### TASK INSTRUCTIONS
Write out all of the lines below, exactly and completely.

### ENTRIES SUPPLIED
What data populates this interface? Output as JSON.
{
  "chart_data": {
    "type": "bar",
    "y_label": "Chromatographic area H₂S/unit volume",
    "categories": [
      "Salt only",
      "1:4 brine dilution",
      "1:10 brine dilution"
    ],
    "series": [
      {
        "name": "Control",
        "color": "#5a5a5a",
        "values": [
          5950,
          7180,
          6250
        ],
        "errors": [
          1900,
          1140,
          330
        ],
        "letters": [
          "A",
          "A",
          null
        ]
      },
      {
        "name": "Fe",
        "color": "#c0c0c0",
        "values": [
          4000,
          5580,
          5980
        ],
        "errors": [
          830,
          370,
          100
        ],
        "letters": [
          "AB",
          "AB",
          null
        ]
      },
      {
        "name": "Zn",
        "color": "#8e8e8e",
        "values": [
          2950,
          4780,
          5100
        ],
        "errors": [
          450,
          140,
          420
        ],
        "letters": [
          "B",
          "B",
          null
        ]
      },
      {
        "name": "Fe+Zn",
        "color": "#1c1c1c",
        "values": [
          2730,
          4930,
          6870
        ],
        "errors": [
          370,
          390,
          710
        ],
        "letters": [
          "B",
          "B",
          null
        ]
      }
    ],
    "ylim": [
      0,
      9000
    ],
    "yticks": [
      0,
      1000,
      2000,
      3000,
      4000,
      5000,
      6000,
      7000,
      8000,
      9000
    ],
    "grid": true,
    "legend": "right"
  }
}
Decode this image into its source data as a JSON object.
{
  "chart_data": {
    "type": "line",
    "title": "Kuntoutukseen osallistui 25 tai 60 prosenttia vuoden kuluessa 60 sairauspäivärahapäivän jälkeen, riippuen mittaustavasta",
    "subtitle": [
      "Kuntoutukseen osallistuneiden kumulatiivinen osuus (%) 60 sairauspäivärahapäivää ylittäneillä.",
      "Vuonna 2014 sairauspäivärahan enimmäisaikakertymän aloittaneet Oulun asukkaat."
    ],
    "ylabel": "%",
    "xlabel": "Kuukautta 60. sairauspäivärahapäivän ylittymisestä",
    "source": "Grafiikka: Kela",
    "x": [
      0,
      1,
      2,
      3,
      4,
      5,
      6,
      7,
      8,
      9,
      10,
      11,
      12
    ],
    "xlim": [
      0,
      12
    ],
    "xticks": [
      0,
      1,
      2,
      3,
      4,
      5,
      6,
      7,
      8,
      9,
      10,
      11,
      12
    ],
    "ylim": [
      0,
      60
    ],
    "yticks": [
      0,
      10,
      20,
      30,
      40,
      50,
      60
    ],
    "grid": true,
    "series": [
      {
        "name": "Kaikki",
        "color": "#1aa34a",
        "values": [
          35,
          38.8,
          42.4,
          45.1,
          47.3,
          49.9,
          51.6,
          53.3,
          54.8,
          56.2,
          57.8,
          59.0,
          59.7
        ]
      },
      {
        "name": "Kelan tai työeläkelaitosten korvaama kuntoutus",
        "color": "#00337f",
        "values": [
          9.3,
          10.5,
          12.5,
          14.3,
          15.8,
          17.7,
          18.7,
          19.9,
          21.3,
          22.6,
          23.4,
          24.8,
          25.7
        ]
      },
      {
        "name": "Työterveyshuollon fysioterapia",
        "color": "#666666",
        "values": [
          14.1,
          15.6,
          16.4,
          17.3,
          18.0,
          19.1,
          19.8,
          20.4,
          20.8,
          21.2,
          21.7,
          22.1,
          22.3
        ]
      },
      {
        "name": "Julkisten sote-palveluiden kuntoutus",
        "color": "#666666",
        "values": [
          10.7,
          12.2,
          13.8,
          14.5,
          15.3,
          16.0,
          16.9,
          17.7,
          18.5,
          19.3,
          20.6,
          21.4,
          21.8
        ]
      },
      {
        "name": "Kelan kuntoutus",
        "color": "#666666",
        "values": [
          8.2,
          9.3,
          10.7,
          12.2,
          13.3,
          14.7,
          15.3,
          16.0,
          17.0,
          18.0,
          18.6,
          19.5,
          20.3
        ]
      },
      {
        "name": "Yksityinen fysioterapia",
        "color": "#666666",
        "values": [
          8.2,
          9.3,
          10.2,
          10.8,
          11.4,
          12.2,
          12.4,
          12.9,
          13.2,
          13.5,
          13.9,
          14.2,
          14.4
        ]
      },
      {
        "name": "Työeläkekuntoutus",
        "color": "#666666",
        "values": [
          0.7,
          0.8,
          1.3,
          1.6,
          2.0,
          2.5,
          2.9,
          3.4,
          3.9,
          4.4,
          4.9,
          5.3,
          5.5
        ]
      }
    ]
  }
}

### RESPONSE BELOW
What data populates this interface? Output as JSON.
{
  "chart_data": {
    "type": "bar",
    "y_label": "Chromatographic area H₂S/unit volume",
    "categories": [
      "Salt only",
      "1:4 brine dilution",
      "1:10 brine dilution"
    ],
    "series": [
      {
        "name": "Control",
        "color": "#5a5a5a",
        "values": [
          5950,
          7180,
          6250
        ],
        "errors": [
          1900,
          1140,
          330
        ],
        "letters": [
          "A",
          "A",
          null
        ]
      },
      {
        "name": "Fe",
        "color": "#c0c0c0",
        "values": [
          4000,
          5580,
          5980
        ],
        "errors": [
          830,
          370,
          100
        ],
        "letters": [
          "AB",
          "AB",
          null
        ]
      },
      {
        "name": "Zn",
        "color": "#8e8e8e",
        "values": [
          2950,
          4780,
          5100
        ],
        "errors": [
          450,
          140,
          420
        ],
        "letters": [
          "B",
          "B",
          null
        ]
      },
      {
        "name": "Fe+Zn",
        "color": "#1c1c1c",
        "values": [
          2730,
          4930,
          6870
        ],
        "errors": [
          370,
          390,
          710
        ],
        "letters": [
          "B",
          "B",
          null
        ]
      }
    ],
    "ylim": [
      0,
      9000
    ],
    "yticks": [
      0,
      1000,
      2000,
      3000,
      4000,
      5000,
      6000,
      7000,
      8000,
      9000
    ],
    "grid": true,
    "legend": "right"
  }
}
Decode this image into its source data as a JSON object.
{
  "chart_data": {
    "type": "line",
    "title": "Kuntoutukseen osallistui 25 tai 60 prosenttia vuoden kuluessa 60 sairauspäivärahapäivän jälkeen, riippuen mittaustavasta",
    "subtitle": [
      "Kuntoutukseen osallistuneiden kumulatiivinen osuus (%) 60 sairauspäivärahapäivää ylittäneillä.",
      "Vuonna 2014 sairauspäivärahan enimmäisaikakertymän aloittaneet Oulun asukkaat."
    ],
    "ylabel": "%",
    "xlabel": "Kuukautta 60. sairauspäivärahapäivän ylittymisestä",
    "source": "Grafiikka: Kela",
    "x": [
      0,
      1,
      2,
      3,
      4,
      5,
      6,
      7,
      8,
      9,
      10,
      11,
      12
    ],
    "xlim": [
      0,
      12
    ],
    "xticks": [
      0,
      1,
      2,
      3,
      4,
      5,
      6,
      7,
      8,
      9,
      10,
      11,
      12
    ],
    "ylim": [
      0,
      60
    ],
    "yticks": [
      0,
      10,
      20,
      30,
      40,
      50,
      60
    ],
    "grid": true,
    "series": [
      {
        "name": "Kaikki",
        "color": "#1aa34a",
        "values": [
          35,
          38.8,
          42.4,
          45.1,
          47.3,
          49.9,
          51.6,
          53.3,
          54.8,
          56.2,
          57.8,
          59.0,
          59.7
        ]
      },
      {
        "name": "Kelan tai työeläkelaitosten korvaama kuntoutus",
        "color": "#00337f",
        "values": [
          9.3,
          10.5,
          12.5,
          14.3,
          15.8,
          17.7,
          18.7,
          19.9,
          21.3,
          22.6,
          23.4,
          24.8,
          25.7
        ]
      },
      {
        "name": "Työterveyshuollon fysioterapia",
        "color": "#666666",
        "values": [
          14.1,
          15.6,
          16.4,
          17.3,
          18.0,
          19.1,
          19.8,
          20.4,
          20.8,
          21.2,
          21.7,
          22.1,
          22.3
        ]
      },
      {
        "name": "Julkisten sote-palveluiden kuntoutus",
        "color": "#666666",
        "values": [
          10.7,
          12.2,
          13.8,
          14.5,
          15.3,
          16.0,
          16.9,
          17.7,
          18.5,
          19.3,
          20.6,
          21.4,
          21.8
        ]
      },
      {
        "name": "Kelan kuntoutus",
        "color": "#666666",
        "values": [
          8.2,
          9.3,
          10.7,
          12.2,
          13.3,
          14.7,
          15.3,
          16.0,
          17.0,
          18.0,
          18.6,
          19.5,
          20.3
        ]
      },
      {
        "name": "Yksityinen fysioterapia",
        "color": "#666666",
        "values": [
          8.2,
          9.3,
          10.2,
          10.8,
          11.4,
          12.2,
          12.4,
          12.9,
          13.2,
          13.5,
          13.9,
          14.2,
          14.4
        ]
      },
      {
        "name": "Työeläkekuntoutus",
        "color": "#666666",
        "values": [
          0.7,
          0.8,
          1.3,
          1.6,
          2.0,
          2.5,
          2.9,
          3.4,
          3.9,
          4.4,
          4.9,
          5.3,
          5.5
        ]
      }
    ]
  }
}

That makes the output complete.